• **THE RECORDS**:
------------------------------

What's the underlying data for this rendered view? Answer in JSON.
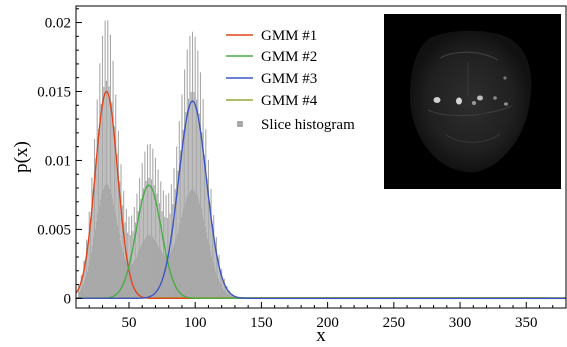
{
  "chart_data": {
    "type": "line",
    "xlabel": "x",
    "ylabel": "p(x)",
    "xlim": [
      10,
      380
    ],
    "ylim": [
      -0.0007,
      0.0212
    ],
    "x_ticks": [
      50,
      100,
      150,
      200,
      250,
      300,
      350
    ],
    "y_ticks": [
      0,
      0.005,
      0.01,
      0.015,
      0.02
    ],
    "y_tick_labels": [
      "0",
      "0.005",
      "0.01",
      "0.015",
      "0.02"
    ],
    "grid": false,
    "legend_position": "top-center",
    "series": [
      {
        "name": "GMM #1",
        "type": "line",
        "color": "#e0441c",
        "gaussian": {
          "mean": 33,
          "std": 8.5,
          "peak": 0.015
        }
      },
      {
        "name": "GMM #2",
        "type": "line",
        "color": "#4aab47",
        "gaussian": {
          "mean": 65,
          "std": 9.5,
          "peak": 0.0082
        }
      },
      {
        "name": "GMM #3",
        "type": "line",
        "color": "#3b55c4",
        "gaussian": {
          "mean": 98,
          "std": 10.5,
          "peak": 0.0143
        }
      },
      {
        "name": "GMM #4",
        "type": "line",
        "color": "#9aa63a",
        "gaussian": {
          "mean": 250,
          "std": 200,
          "peak": 5e-05
        }
      },
      {
        "name": "Slice histogram",
        "type": "histogram",
        "color": "#a9a9a9",
        "x_range": [
          12,
          145
        ]
      }
    ],
    "inset": {
      "type": "image",
      "description_label": "",
      "background": "#000000"
    }
  }
}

------------------------------

• **WRITTEN PROBLEM**: Leave out the pictures and give the rest of the records again exactly.

• **RESPONSE BELOW**:
What's the underlying data for this rendered view? Answer in JSON.
{
  "chart_data": {
    "type": "line",
    "xlabel": "x",
    "ylabel": "p(x)",
    "xlim": [
      10,
      380
    ],
    "ylim": [
      -0.0007,
      0.0212
    ],
    "x_ticks": [
      50,
      100,
      150,
      200,
      250,
      300,
      350
    ],
    "y_ticks": [
      0,
      0.005,
      0.01,
      0.015,
      0.02
    ],
    "y_tick_labels": [
      "0",
      "0.005",
      "0.01",
      "0.015",
      "0.02"
    ],
    "grid": false,
    "legend_position": "top-center",
    "series": [
      {
        "name": "GMM #1",
        "type": "line",
        "color": "#e0441c",
        "gaussian": {
          "mean": 33,
          "std": 8.5,
          "peak": 0.015
        }
      },
      {
        "name": "GMM #2",
        "type": "line",
        "color": "#4aab47",
        "gaussian": {
          "mean": 65,
          "std": 9.5,
          "peak": 0.0082
        }
      },
      {
        "name": "GMM #3",
        "type": "line",
        "color": "#3b55c4",
        "gaussian": {
          "mean": 98,
          "std": 10.5,
          "peak": 0.0143
        }
      },
      {
        "name": "GMM #4",
        "type": "line",
        "color": "#9aa63a",
        "gaussian": {
          "mean": 250,
          "std": 200,
          "peak": 5e-05
        }
      },
      {
        "name": "Slice histogram",
        "type": "histogram",
        "color": "#a9a9a9",
        "x_range": [
          12,
          145
        ]
      }
    ],
    "inset": {
      "type": "image",
      "description_label": "",
      "background": "#000000"
    }
  }
}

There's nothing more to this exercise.